DO THIS:
Your task is to copy every line of this material exactly.

ENTRIES SUPPLIED:

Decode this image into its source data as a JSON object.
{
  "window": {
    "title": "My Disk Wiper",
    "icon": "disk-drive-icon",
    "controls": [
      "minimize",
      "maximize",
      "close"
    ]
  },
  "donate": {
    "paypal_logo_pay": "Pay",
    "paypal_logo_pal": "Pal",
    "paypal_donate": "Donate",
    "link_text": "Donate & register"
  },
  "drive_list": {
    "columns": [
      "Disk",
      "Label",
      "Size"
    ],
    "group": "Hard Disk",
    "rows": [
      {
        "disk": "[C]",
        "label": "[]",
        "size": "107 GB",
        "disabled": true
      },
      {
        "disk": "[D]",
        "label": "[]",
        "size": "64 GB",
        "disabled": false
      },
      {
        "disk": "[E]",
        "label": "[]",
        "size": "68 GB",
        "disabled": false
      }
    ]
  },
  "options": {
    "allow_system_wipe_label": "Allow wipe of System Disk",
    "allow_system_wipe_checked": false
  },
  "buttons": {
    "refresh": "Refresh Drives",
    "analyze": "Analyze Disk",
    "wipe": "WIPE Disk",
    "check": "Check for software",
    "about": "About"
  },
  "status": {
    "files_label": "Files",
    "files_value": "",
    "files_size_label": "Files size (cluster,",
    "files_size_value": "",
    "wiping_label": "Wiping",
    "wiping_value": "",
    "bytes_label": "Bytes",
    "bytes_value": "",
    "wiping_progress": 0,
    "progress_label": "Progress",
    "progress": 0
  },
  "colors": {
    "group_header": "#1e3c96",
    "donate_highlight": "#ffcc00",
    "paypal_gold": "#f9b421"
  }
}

THE COMPLETED TASK:
Decode this image into its source data as a JSON object.
{
  "window": {
    "title": "My Disk Wiper",
    "icon": "disk-drive-icon",
    "controls": [
      "minimize",
      "maximize",
      "close"
    ]
  },
  "donate": {
    "paypal_logo_pay": "Pay",
    "paypal_logo_pal": "Pal",
    "paypal_donate": "Donate",
    "link_text": "Donate & register"
  },
  "drive_list": {
    "columns": [
      "Disk",
      "Label",
      "Size"
    ],
    "group": "Hard Disk",
    "rows": [
      {
        "disk": "[C]",
        "label": "[]",
        "size": "107 GB",
        "disabled": true
      },
      {
        "disk": "[D]",
        "label": "[]",
        "size": "64 GB",
        "disabled": false
      },
      {
        "disk": "[E]",
        "label": "[]",
        "size": "68 GB",
        "disabled": false
      }
    ]
  },
  "options": {
    "allow_system_wipe_label": "Allow wipe of System Disk",
    "allow_system_wipe_checked": false
  },
  "buttons": {
    "refresh": "Refresh Drives",
    "analyze": "Analyze Disk",
    "wipe": "WIPE Disk",
    "check": "Check for software",
    "about": "About"
  },
  "status": {
    "files_label": "Files",
    "files_value": "",
    "files_size_label": "Files size (cluster,",
    "files_size_value": "",
    "wiping_label": "Wiping",
    "wiping_value": "",
    "bytes_label": "Bytes",
    "bytes_value": "",
    "wiping_progress": 0,
    "progress_label": "Progress",
    "progress": 0
  },
  "colors": {
    "group_header": "#1e3c96",
    "donate_highlight": "#ffcc00",
    "paypal_gold": "#f9b421"
  }
}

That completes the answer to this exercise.